[Items from a data source]
— START —

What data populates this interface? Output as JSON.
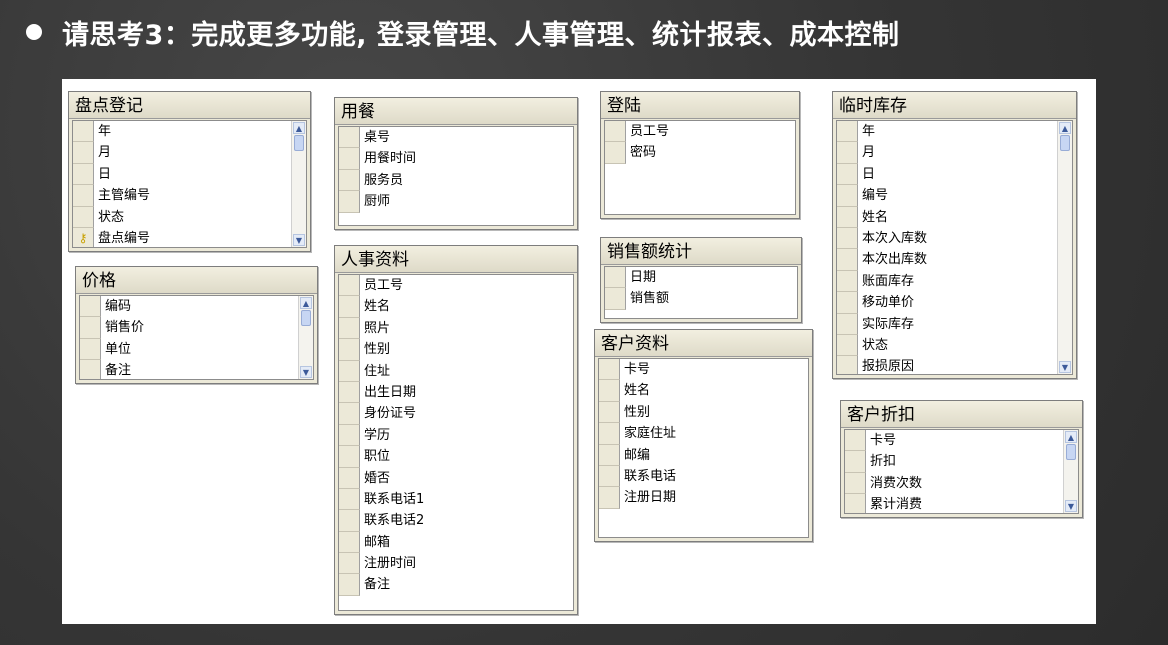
{
  "title": "请思考3：完成更多功能, 登录管理、人事管理、统计报表、成本控制",
  "tables": {
    "inventory_check": {
      "title": "盘点登记",
      "fields": [
        "年",
        "月",
        "日",
        "主管编号",
        "状态",
        "盘点编号"
      ],
      "key_field": "盘点编号"
    },
    "price": {
      "title": "价格",
      "fields": [
        "编码",
        "销售价",
        "单位",
        "备注"
      ]
    },
    "dining": {
      "title": "用餐",
      "fields": [
        "桌号",
        "用餐时间",
        "服务员",
        "厨师"
      ]
    },
    "personnel": {
      "title": "人事资料",
      "fields": [
        "员工号",
        "姓名",
        "照片",
        "性别",
        "住址",
        "出生日期",
        "身份证号",
        "学历",
        "职位",
        "婚否",
        "联系电话1",
        "联系电话2",
        "邮箱",
        "注册时间",
        "备注"
      ]
    },
    "login": {
      "title": "登陆",
      "fields": [
        "员工号",
        "密码"
      ]
    },
    "sales_stats": {
      "title": "销售额统计",
      "fields": [
        "日期",
        "销售额"
      ]
    },
    "customer": {
      "title": "客户资料",
      "fields": [
        "卡号",
        "姓名",
        "性别",
        "家庭住址",
        "邮编",
        "联系电话",
        "注册日期"
      ]
    },
    "temp_stock": {
      "title": "临时库存",
      "fields": [
        "年",
        "月",
        "日",
        "编号",
        "姓名",
        "本次入库数",
        "本次出库数",
        "账面库存",
        "移动单价",
        "实际库存",
        "状态",
        "报损原因"
      ]
    },
    "customer_discount": {
      "title": "客户折扣",
      "fields": [
        "卡号",
        "折扣",
        "消费次数",
        "累计消费"
      ]
    }
  }
}
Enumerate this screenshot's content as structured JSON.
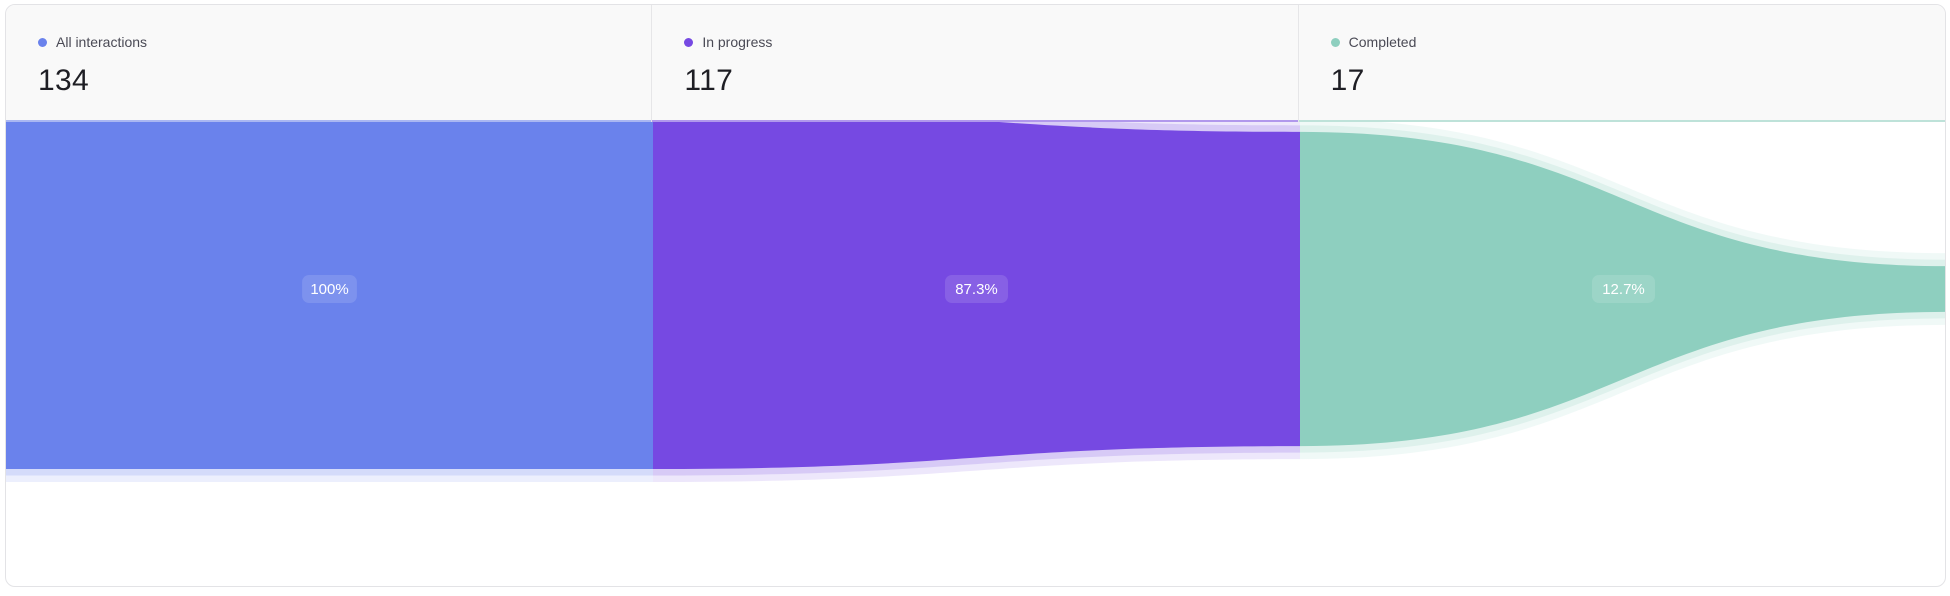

— END —

» **WORK REQUIRED**
Your task is to transcribe all of the records precisely, with no images included.

» **SOLUTION TO THE PROBLEM**
What data populates this interface? Output as JSON.
{
  "title": "请思考3：完成更多功能, 登录管理、人事管理、统计报表、成本控制",
  "tables": {
    "inventory_check": {
      "title": "盘点登记",
      "fields": [
        "年",
        "月",
        "日",
        "主管编号",
        "状态",
        "盘点编号"
      ],
      "key_field": "盘点编号"
    },
    "price": {
      "title": "价格",
      "fields": [
        "编码",
        "销售价",
        "单位",
        "备注"
      ]
    },
    "dining": {
      "title": "用餐",
      "fields": [
        "桌号",
        "用餐时间",
        "服务员",
        "厨师"
      ]
    },
    "personnel": {
      "title": "人事资料",
      "fields": [
        "员工号",
        "姓名",
        "照片",
        "性别",
        "住址",
        "出生日期",
        "身份证号",
        "学历",
        "职位",
        "婚否",
        "联系电话1",
        "联系电话2",
        "邮箱",
        "注册时间",
        "备注"
      ]
    },
    "login": {
      "title": "登陆",
      "fields": [
        "员工号",
        "密码"
      ]
    },
    "sales_stats": {
      "title": "销售额统计",
      "fields": [
        "日期",
        "销售额"
      ]
    },
    "customer": {
      "title": "客户资料",
      "fields": [
        "卡号",
        "姓名",
        "性别",
        "家庭住址",
        "邮编",
        "联系电话",
        "注册日期"
      ]
    },
    "temp_stock": {
      "title": "临时库存",
      "fields": [
        "年",
        "月",
        "日",
        "编号",
        "姓名",
        "本次入库数",
        "本次出库数",
        "账面库存",
        "移动单价",
        "实际库存",
        "状态",
        "报损原因"
      ]
    },
    "customer_discount": {
      "title": "客户折扣",
      "fields": [
        "卡号",
        "折扣",
        "消费次数",
        "累计消费"
      ]
    }
  }
}
Enumerate this screenshot's content as structured JSON.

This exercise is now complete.